本文 ->
/---

国宝・重文だらけの特集展示が開催中@東京国立博物館……模本・模造展(前期)
現在、東京国立博物館の本館2階の特1室と特2室で、「東博の模写・模造ー草創期の展示と研究ー」が開催されています。以前「トーハクで開催中の、大観や雅邦も筆をとった“公式ニセモノ”展の“非公式”図録」をnoteしましたが、今回は、実際に見てきたうえでの感想を交えて、展示内容をお伝えします。
まずは、やはり実際に見てみないと分からないものだなぁと強く感じました。
■ボストンへ行ってしまった『平治物語絵巻(三条殿夜討)』
川辺御楯(模写) 原本:アメリカ・ボストン美術館所蔵
『平治物語絵巻』は、『平治物語』という鎌倉時代に記されたフィクション(軍記物)をもとに描かれた絵巻です。いずれも、平安時代末期の平家台頭の契機となった戦乱「平治の乱」を題材にしています。
以前のnoteで、展示品をまとめた時には、てっきり「絵巻」が見られるのかと思っていたのですが、展示されているのは、絵巻の「一部分」を掛け軸に仕立てたものでした。また確かに作品は、川辺御楯が模写したものでした。

\---

[レイアウト要素の項目]
/---

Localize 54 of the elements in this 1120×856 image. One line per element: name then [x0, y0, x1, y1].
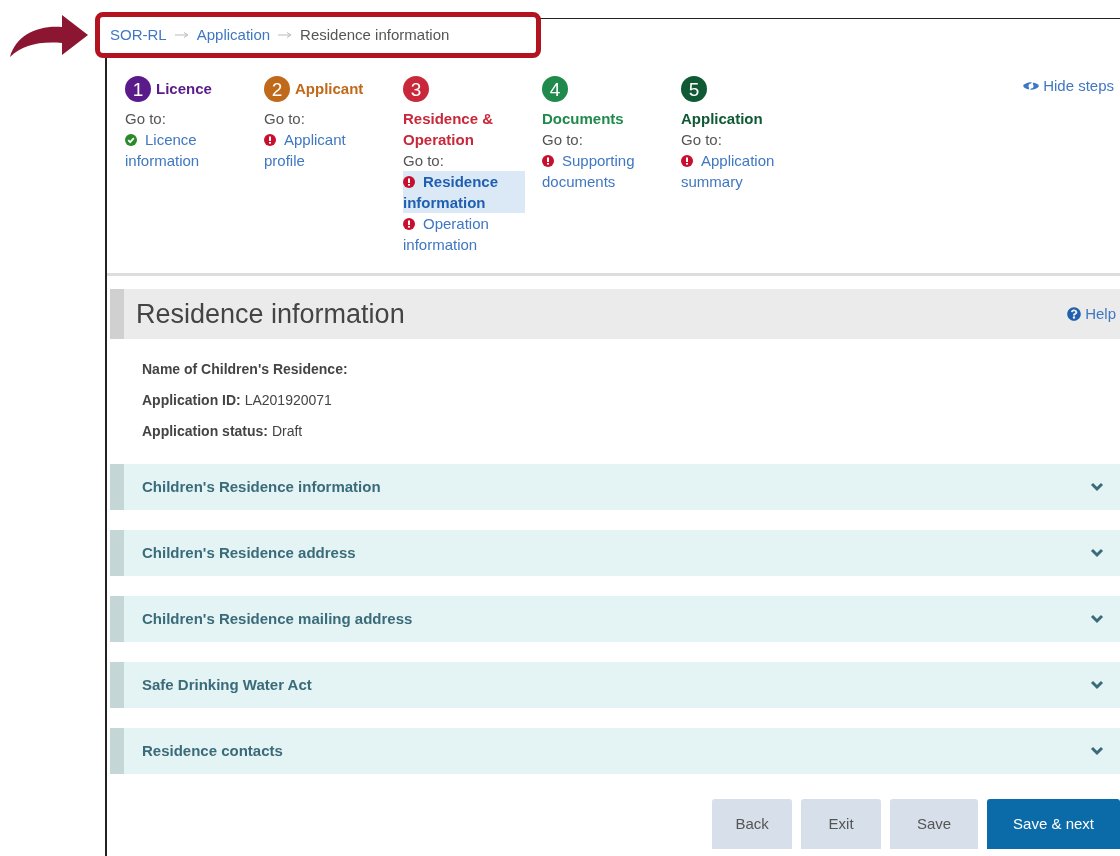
help-link[interactable]: Help [1067, 302, 1116, 326]
eye-slash-icon [1022, 79, 1041, 93]
info-line: Name of Children's Residence: [142, 360, 349, 379]
exclamation-circle-icon [403, 176, 415, 188]
exclamation-circle-icon [542, 155, 554, 167]
step-link[interactable]: Operation information [403, 213, 525, 255]
step-number: 2 [264, 76, 290, 102]
secondary-button[interactable]: Exit [801, 799, 882, 849]
accordion-header[interactable]: Children's Residence address [110, 530, 1120, 576]
goto-label: Go to: [403, 151, 445, 171]
step-title: Applicant [295, 79, 364, 99]
chevron-down-icon [1090, 548, 1104, 558]
chevron-down-icon [1090, 482, 1104, 492]
chevron-down-icon [1090, 746, 1104, 756]
step-link[interactable]: Residence information [403, 171, 525, 213]
step-title: Residence & Operation [403, 110, 494, 148]
step-title: Licence [156, 79, 212, 99]
arrow-right-icon [278, 32, 293, 38]
info-line: Application status: Draft [142, 422, 304, 441]
exclamation-circle-icon [264, 134, 276, 146]
breadcrumb-current: Residence information [300, 24, 450, 45]
goto-label: Go to: [542, 130, 584, 150]
goto-label: Go to: [264, 109, 306, 129]
step-link[interactable]: Licence information [125, 129, 247, 171]
step-title: Application [681, 110, 763, 127]
chevron-down-icon [1090, 614, 1104, 624]
step-number: 1 [125, 76, 151, 102]
exclamation-circle-icon [403, 218, 415, 230]
step-link[interactable]: Applicant profile [264, 129, 386, 171]
breadcrumb-link[interactable]: SOR-RL [110, 23, 167, 47]
step-number: 4 [542, 76, 568, 102]
secondary-button[interactable]: Back [712, 799, 793, 849]
primary-button[interactable]: Save & next [987, 799, 1120, 849]
hide-steps-link[interactable]: Hide steps [1022, 76, 1114, 96]
step-link[interactable]: Supporting documents [542, 150, 664, 192]
chevron-down-icon [1090, 680, 1104, 690]
arrow-right-icon [174, 32, 189, 38]
page-title: Residence information [136, 297, 405, 331]
accordion-header[interactable]: Children's Residence mailing address [110, 596, 1120, 642]
accordion-header[interactable]: Residence contacts [110, 728, 1120, 774]
step-number: 5 [681, 76, 707, 102]
step-link[interactable]: Application summary [681, 150, 803, 192]
accordion-header[interactable]: Children's Residence information [110, 464, 1120, 510]
step-title: Documents [542, 110, 624, 127]
secondary-button[interactable]: Save [890, 799, 979, 849]
goto-label: Go to: [681, 130, 723, 150]
breadcrumb-link[interactable]: Application [196, 23, 271, 47]
goto-label: Go to: [125, 109, 167, 129]
accordion-header[interactable]: Safe Drinking Water Act [110, 662, 1120, 708]
check-circle-icon [125, 134, 137, 146]
step-number: 3 [403, 76, 429, 102]
exclamation-circle-icon [681, 155, 693, 167]
help-icon [1067, 307, 1082, 321]
info-line: Application ID: LA201920071 [142, 391, 333, 410]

\---

出題 -> 東博の模写・模造展を紹介する本文の続きを、最後の文のあとから書くこと。

解答 ->
こういう、人がワサワサした絵は大好きです。一人ひとりの表情を観察すると、この人はどこを見ているんだろう? とか、なにを考えているんだろう? などと想像が湧き立てられます。またよく見ると、牛車に"轢かれて"しまっている人も描かれています。どれだけドタバタしていたのかが分かりますね。
牛車の左側に描かれている、薙刀を肩がけにした、猿のようなお顔の武士も気になります。
これは、ボストン美術館所蔵の『平治物語絵巻』の『三条殿夜討巻』の一部分を写したものです。有名な炎が立ち上る館のシーンは、この掛け軸の、もう少し左側に描かれています。
この掛け軸の絵の左下には「本多忠鵬出品」と記されています。本多忠鵬を調べると、三河国の西端藩の2代目藩主(明治維新時の藩主)とあります。
Wikipediaで西端藩を調べてみました。初代藩主の本多忠鵬のお父さんは旗本です。それが、幕末に加増されたことで西端藩を興したそうです。「しかし旗本時代から財政が苦しく…(中略)…このため、財政再建と称して慶応元年(1865年)から慶応2年(1866年)にかけて御用金を厳しく取り立て、藩札も発行するなど悪政を行なっている」と、バッサリと切り捨てられています。(Wikipediaより)
おそらく次代の本多忠鵬になっても、財政は逼迫していたのでしょう。そのため、『平治物語絵巻』を市場に流したのかもしれませんね。それで、アメリカ人のフェノロサが買い取り、その後はボストンの美術館が所蔵することになります。
■国宝になった、京都の風俗街を描いた屏風絵
『彦根屏風(模本)』列品番号A-2893
今田直策、高城次郎(模写) 原本:滋賀・彦根城博物館所蔵
あら? 意外と小さいなと思ったのは、『彦根屏風(模本)』です。屏風と聞いて想像する2/3くらいの高さでした。まぁ屏風に標準サイズのような規格があるのかは知りませんが……。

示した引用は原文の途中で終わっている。